++++ EXERCISE INPUT ++++
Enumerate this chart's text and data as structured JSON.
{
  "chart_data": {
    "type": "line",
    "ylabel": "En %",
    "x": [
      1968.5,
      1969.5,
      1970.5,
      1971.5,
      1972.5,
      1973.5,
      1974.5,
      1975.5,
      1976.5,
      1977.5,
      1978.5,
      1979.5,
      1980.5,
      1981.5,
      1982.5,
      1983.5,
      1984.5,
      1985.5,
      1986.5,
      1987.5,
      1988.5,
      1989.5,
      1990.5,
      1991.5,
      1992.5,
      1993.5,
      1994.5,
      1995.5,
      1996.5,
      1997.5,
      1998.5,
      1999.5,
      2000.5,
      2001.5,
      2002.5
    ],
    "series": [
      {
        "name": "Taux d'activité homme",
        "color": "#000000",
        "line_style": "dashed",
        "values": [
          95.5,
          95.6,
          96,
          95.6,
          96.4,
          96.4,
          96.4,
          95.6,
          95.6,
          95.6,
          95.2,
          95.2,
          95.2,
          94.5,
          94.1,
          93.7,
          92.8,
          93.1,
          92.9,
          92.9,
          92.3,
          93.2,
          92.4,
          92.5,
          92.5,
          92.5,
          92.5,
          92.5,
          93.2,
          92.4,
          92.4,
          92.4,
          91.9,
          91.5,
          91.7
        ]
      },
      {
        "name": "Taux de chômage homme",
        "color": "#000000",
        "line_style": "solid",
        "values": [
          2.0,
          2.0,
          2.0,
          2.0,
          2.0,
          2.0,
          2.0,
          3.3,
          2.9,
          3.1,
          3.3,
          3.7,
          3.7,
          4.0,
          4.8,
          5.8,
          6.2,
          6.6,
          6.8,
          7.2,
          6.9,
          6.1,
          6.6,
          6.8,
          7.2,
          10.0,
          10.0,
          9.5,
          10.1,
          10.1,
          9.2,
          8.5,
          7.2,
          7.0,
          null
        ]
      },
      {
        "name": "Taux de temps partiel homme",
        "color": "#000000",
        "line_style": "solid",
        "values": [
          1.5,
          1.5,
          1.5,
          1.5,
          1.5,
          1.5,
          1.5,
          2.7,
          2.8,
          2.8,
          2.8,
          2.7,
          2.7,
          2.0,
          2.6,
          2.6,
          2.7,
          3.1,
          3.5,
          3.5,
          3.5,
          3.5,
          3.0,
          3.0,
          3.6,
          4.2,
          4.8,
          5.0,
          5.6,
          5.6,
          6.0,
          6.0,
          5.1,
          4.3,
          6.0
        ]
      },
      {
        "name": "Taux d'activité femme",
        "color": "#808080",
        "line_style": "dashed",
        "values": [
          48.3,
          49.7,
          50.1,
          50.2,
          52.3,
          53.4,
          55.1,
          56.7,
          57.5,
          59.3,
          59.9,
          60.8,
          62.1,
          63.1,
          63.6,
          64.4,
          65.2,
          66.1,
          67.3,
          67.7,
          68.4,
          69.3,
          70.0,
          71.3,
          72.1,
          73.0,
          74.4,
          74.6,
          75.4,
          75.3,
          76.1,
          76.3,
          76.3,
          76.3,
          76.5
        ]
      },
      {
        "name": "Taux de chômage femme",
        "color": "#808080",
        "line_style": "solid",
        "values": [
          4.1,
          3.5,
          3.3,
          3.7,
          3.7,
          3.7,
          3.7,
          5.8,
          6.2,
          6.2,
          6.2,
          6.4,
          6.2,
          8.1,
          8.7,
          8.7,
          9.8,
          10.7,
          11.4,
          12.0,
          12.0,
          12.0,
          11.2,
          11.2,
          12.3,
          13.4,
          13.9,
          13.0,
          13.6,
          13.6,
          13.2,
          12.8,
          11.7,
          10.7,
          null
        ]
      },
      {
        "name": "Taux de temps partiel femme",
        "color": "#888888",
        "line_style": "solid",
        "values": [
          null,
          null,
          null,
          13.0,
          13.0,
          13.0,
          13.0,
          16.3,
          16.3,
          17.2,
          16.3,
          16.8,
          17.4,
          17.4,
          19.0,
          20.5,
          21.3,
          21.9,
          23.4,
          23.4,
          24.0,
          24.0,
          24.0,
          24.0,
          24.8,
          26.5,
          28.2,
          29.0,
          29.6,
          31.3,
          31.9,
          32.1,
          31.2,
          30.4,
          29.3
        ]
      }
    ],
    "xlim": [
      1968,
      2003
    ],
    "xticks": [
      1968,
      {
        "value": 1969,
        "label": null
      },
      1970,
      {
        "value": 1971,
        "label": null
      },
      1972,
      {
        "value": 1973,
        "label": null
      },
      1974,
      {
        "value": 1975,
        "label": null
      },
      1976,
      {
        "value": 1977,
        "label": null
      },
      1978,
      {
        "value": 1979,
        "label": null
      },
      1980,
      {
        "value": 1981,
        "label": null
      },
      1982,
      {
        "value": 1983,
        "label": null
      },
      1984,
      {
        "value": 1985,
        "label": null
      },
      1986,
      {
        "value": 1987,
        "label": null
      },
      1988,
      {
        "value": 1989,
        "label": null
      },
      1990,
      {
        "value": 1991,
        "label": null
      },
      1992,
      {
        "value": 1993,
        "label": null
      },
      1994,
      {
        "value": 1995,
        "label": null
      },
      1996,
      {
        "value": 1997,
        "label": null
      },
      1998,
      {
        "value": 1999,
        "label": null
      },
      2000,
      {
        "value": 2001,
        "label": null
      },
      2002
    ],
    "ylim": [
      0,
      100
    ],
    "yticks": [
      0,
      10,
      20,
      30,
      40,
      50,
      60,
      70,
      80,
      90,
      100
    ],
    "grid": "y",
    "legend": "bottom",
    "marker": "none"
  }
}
++++
AIM -> Copy the data above exactly. Every line must be included.

FINISHED TASK ->
Enumerate this chart's text and data as structured JSON.
{
  "chart_data": {
    "type": "line",
    "ylabel": "En %",
    "x": [
      1968.5,
      1969.5,
      1970.5,
      1971.5,
      1972.5,
      1973.5,
      1974.5,
      1975.5,
      1976.5,
      1977.5,
      1978.5,
      1979.5,
      1980.5,
      1981.5,
      1982.5,
      1983.5,
      1984.5,
      1985.5,
      1986.5,
      1987.5,
      1988.5,
      1989.5,
      1990.5,
      1991.5,
      1992.5,
      1993.5,
      1994.5,
      1995.5,
      1996.5,
      1997.5,
      1998.5,
      1999.5,
      2000.5,
      2001.5,
      2002.5
    ],
    "series": [
      {
        "name": "Taux d'activité homme",
        "color": "#000000",
        "line_style": "dashed",
        "values": [
          95.5,
          95.6,
          96,
          95.6,
          96.4,
          96.4,
          96.4,
          95.6,
          95.6,
          95.6,
          95.2,
          95.2,
          95.2,
          94.5,
          94.1,
          93.7,
          92.8,
          93.1,
          92.9,
          92.9,
          92.3,
          93.2,
          92.4,
          92.5,
          92.5,
          92.5,
          92.5,
          92.5,
          93.2,
          92.4,
          92.4,
          92.4,
          91.9,
          91.5,
          91.7
        ]
      },
      {
        "name": "Taux de chômage homme",
        "color": "#000000",
        "line_style": "solid",
        "values": [
          2.0,
          2.0,
          2.0,
          2.0,
          2.0,
          2.0,
          2.0,
          3.3,
          2.9,
          3.1,
          3.3,
          3.7,
          3.7,
          4.0,
          4.8,
          5.8,
          6.2,
          6.6,
          6.8,
          7.2,
          6.9,
          6.1,
          6.6,
          6.8,
          7.2,
          10.0,
          10.0,
          9.5,
          10.1,
          10.1,
          9.2,
          8.5,
          7.2,
          7.0,
          null
        ]
      },
      {
        "name": "Taux de temps partiel homme",
        "color": "#000000",
        "line_style": "solid",
        "values": [
          1.5,
          1.5,
          1.5,
          1.5,
          1.5,
          1.5,
          1.5,
          2.7,
          2.8,
          2.8,
          2.8,
          2.7,
          2.7,
          2.0,
          2.6,
          2.6,
          2.7,
          3.1,
          3.5,
          3.5,
          3.5,
          3.5,
          3.0,
          3.0,
          3.6,
          4.2,
          4.8,
          5.0,
          5.6,
          5.6,
          6.0,
          6.0,
          5.1,
          4.3,
          6.0
        ]
      },
      {
        "name": "Taux d'activité femme",
        "color": "#808080",
        "line_style": "dashed",
        "values": [
          48.3,
          49.7,
          50.1,
          50.2,
          52.3,
          53.4,
          55.1,
          56.7,
          57.5,
          59.3,
          59.9,
          60.8,
          62.1,
          63.1,
          63.6,
          64.4,
          65.2,
          66.1,
          67.3,
          67.7,
          68.4,
          69.3,
          70.0,
          71.3,
          72.1,
          73.0,
          74.4,
          74.6,
          75.4,
          75.3,
          76.1,
          76.3,
          76.3,
          76.3,
          76.5
        ]
      },
      {
        "name": "Taux de chômage femme",
        "color": "#808080",
        "line_style": "solid",
        "values": [
          4.1,
          3.5,
          3.3,
          3.7,
          3.7,
          3.7,
          3.7,
          5.8,
          6.2,
          6.2,
          6.2,
          6.4,
          6.2,
          8.1,
          8.7,
          8.7,
          9.8,
          10.7,
          11.4,
          12.0,
          12.0,
          12.0,
          11.2,
          11.2,
          12.3,
          13.4,
          13.9,
          13.0,
          13.6,
          13.6,
          13.2,
          12.8,
          11.7,
          10.7,
          null
        ]
      },
      {
        "name": "Taux de temps partiel femme",
        "color": "#888888",
        "line_style": "solid",
        "values": [
          null,
          null,
          null,
          13.0,
          13.0,
          13.0,
          13.0,
          16.3,
          16.3,
          17.2,
          16.3,
          16.8,
          17.4,
          17.4,
          19.0,
          20.5,
          21.3,
          21.9,
          23.4,
          23.4,
          24.0,
          24.0,
          24.0,
          24.0,
          24.8,
          26.5,
          28.2,
          29.0,
          29.6,
          31.3,
          31.9,
          32.1,
          31.2,
          30.4,
          29.3
        ]
      }
    ],
    "xlim": [
      1968,
      2003
    ],
    "xticks": [
      1968,
      {
        "value": 1969,
        "label": null
      },
      1970,
      {
        "value": 1971,
        "label": null
      },
      1972,
      {
        "value": 1973,
        "label": null
      },
      1974,
      {
        "value": 1975,
        "label": null
      },
      1976,
      {
        "value": 1977,
        "label": null
      },
      1978,
      {
        "value": 1979,
        "label": null
      },
      1980,
      {
        "value": 1981,
        "label": null
      },
      1982,
      {
        "value": 1983,
        "label": null
      },
      1984,
      {
        "value": 1985,
        "label": null
      },
      1986,
      {
        "value": 1987,
        "label": null
      },
      1988,
      {
        "value": 1989,
        "label": null
      },
      1990,
      {
        "value": 1991,
        "label": null
      },
      1992,
      {
        "value": 1993,
        "label": null
      },
      1994,
      {
        "value": 1995,
        "label": null
      },
      1996,
      {
        "value": 1997,
        "label": null
      },
      1998,
      {
        "value": 1999,
        "label": null
      },
      2000,
      {
        "value": 2001,
        "label": null
      },
      2002
    ],
    "ylim": [
      0,
      100
    ],
    "yticks": [
      0,
      10,
      20,
      30,
      40,
      50,
      60,
      70,
      80,
      90,
      100
    ],
    "grid": "y",
    "legend": "bottom",
    "marker": "none"
  }
}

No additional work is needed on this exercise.